EXERCISE DIRECTIONS
Print all the entries verbatim.

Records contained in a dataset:
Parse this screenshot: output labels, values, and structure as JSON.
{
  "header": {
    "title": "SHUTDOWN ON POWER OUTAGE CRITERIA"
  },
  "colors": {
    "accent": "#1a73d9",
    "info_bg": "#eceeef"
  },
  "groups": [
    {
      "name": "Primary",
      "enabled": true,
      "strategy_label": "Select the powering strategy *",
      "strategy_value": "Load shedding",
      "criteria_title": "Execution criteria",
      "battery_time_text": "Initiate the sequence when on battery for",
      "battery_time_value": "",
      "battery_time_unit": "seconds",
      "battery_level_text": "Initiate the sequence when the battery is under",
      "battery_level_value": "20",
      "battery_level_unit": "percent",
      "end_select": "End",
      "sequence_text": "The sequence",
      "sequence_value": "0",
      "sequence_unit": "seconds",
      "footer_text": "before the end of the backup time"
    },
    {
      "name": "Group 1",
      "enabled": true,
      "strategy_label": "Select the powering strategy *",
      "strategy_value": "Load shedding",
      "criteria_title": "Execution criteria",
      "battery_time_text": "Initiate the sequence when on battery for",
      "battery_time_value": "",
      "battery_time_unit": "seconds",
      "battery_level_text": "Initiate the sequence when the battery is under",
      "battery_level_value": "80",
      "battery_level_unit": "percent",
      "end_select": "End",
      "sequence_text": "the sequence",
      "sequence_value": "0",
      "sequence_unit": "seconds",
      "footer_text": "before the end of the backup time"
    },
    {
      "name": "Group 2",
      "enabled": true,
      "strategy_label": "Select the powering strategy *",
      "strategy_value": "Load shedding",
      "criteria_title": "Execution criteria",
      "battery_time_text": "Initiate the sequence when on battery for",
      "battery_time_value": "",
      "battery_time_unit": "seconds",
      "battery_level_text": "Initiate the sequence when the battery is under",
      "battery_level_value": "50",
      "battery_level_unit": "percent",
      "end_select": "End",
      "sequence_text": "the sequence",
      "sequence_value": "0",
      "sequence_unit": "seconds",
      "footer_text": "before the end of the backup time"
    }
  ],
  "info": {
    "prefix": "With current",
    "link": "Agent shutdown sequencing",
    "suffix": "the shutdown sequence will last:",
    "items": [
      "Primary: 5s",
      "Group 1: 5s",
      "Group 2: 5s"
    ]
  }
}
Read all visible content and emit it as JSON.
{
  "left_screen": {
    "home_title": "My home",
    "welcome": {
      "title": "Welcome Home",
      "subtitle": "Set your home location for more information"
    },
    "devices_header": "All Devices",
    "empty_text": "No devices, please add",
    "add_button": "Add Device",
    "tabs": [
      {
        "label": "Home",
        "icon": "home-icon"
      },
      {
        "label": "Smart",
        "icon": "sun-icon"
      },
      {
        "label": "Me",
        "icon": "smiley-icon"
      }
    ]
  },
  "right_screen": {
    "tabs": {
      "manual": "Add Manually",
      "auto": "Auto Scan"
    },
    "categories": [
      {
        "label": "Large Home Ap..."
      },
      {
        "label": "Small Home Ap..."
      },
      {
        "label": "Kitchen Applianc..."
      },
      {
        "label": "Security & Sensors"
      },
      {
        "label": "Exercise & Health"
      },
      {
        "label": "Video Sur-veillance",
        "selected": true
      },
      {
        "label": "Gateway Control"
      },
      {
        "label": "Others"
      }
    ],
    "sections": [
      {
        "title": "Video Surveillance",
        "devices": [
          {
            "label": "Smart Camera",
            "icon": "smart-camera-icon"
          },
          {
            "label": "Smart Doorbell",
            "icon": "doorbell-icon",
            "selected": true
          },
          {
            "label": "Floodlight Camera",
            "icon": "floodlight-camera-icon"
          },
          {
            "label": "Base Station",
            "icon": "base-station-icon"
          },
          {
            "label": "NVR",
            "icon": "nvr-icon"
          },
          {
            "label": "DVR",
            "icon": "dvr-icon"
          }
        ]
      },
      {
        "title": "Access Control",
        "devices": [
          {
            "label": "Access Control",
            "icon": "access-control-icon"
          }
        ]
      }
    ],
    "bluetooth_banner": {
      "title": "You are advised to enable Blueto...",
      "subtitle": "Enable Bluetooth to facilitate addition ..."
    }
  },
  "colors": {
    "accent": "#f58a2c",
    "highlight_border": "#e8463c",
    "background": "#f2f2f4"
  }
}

RESULT FOR THIS EXERCISE
Parse this screenshot: output labels, values, and structure as JSON.
{
  "header": {
    "title": "SHUTDOWN ON POWER OUTAGE CRITERIA"
  },
  "colors": {
    "accent": "#1a73d9",
    "info_bg": "#eceeef"
  },
  "groups": [
    {
      "name": "Primary",
      "enabled": true,
      "strategy_label": "Select the powering strategy *",
      "strategy_value": "Load shedding",
      "criteria_title": "Execution criteria",
      "battery_time_text": "Initiate the sequence when on battery for",
      "battery_time_value": "",
      "battery_time_unit": "seconds",
      "battery_level_text": "Initiate the sequence when the battery is under",
      "battery_level_value": "20",
      "battery_level_unit": "percent",
      "end_select": "End",
      "sequence_text": "The sequence",
      "sequence_value": "0",
      "sequence_unit": "seconds",
      "footer_text": "before the end of the backup time"
    },
    {
      "name": "Group 1",
      "enabled": true,
      "strategy_label": "Select the powering strategy *",
      "strategy_value": "Load shedding",
      "criteria_title": "Execution criteria",
      "battery_time_text": "Initiate the sequence when on battery for",
      "battery_time_value": "",
      "battery_time_unit": "seconds",
      "battery_level_text": "Initiate the sequence when the battery is under",
      "battery_level_value": "80",
      "battery_level_unit": "percent",
      "end_select": "End",
      "sequence_text": "the sequence",
      "sequence_value": "0",
      "sequence_unit": "seconds",
      "footer_text": "before the end of the backup time"
    },
    {
      "name": "Group 2",
      "enabled": true,
      "strategy_label": "Select the powering strategy *",
      "strategy_value": "Load shedding",
      "criteria_title": "Execution criteria",
      "battery_time_text": "Initiate the sequence when on battery for",
      "battery_time_value": "",
      "battery_time_unit": "seconds",
      "battery_level_text": "Initiate the sequence when the battery is under",
      "battery_level_value": "50",
      "battery_level_unit": "percent",
      "end_select": "End",
      "sequence_text": "the sequence",
      "sequence_value": "0",
      "sequence_unit": "seconds",
      "footer_text": "before the end of the backup time"
    }
  ],
  "info": {
    "prefix": "With current",
    "link": "Agent shutdown sequencing",
    "suffix": "the shutdown sequence will last:",
    "items": [
      "Primary: 5s",
      "Group 1: 5s",
      "Group 2: 5s"
    ]
  }
}
Read all visible content and emit it as JSON.
{
  "left_screen": {
    "home_title": "My home",
    "welcome": {
      "title": "Welcome Home",
      "subtitle": "Set your home location for more information"
    },
    "devices_header": "All Devices",
    "empty_text": "No devices, please add",
    "add_button": "Add Device",
    "tabs": [
      {
        "label": "Home",
        "icon": "home-icon"
      },
      {
        "label": "Smart",
        "icon": "sun-icon"
      },
      {
        "label": "Me",
        "icon": "smiley-icon"
      }
    ]
  },
  "right_screen": {
    "tabs": {
      "manual": "Add Manually",
      "auto": "Auto Scan"
    },
    "categories": [
      {
        "label": "Large Home Ap..."
      },
      {
        "label": "Small Home Ap..."
      },
      {
        "label": "Kitchen Applianc..."
      },
      {
        "label": "Security & Sensors"
      },
      {
        "label": "Exercise & Health"
      },
      {
        "label": "Video Sur-veillance",
        "selected": true
      },
      {
        "label": "Gateway Control"
      },
      {
        "label": "Others"
      }
    ],
    "sections": [
      {
        "title": "Video Surveillance",
        "devices": [
          {
            "label": "Smart Camera",
            "icon": "smart-camera-icon"
          },
          {
            "label": "Smart Doorbell",
            "icon": "doorbell-icon",
            "selected": true
          },
          {
            "label": "Floodlight Camera",
            "icon": "floodlight-camera-icon"
          },
          {
            "label": "Base Station",
            "icon": "base-station-icon"
          },
          {
            "label": "NVR",
            "icon": "nvr-icon"
          },
          {
            "label": "DVR",
            "icon": "dvr-icon"
          }
        ]
      },
      {
        "title": "Access Control",
        "devices": [
          {
            "label": "Access Control",
            "icon": "access-control-icon"
          }
        ]
      }
    ],
    "bluetooth_banner": {
      "title": "You are advised to enable Blueto...",
      "subtitle": "Enable Bluetooth to facilitate addition ..."
    }
  },
  "colors": {
    "accent": "#f58a2c",
    "highlight_border": "#e8463c",
    "background": "#f2f2f4"
  }
}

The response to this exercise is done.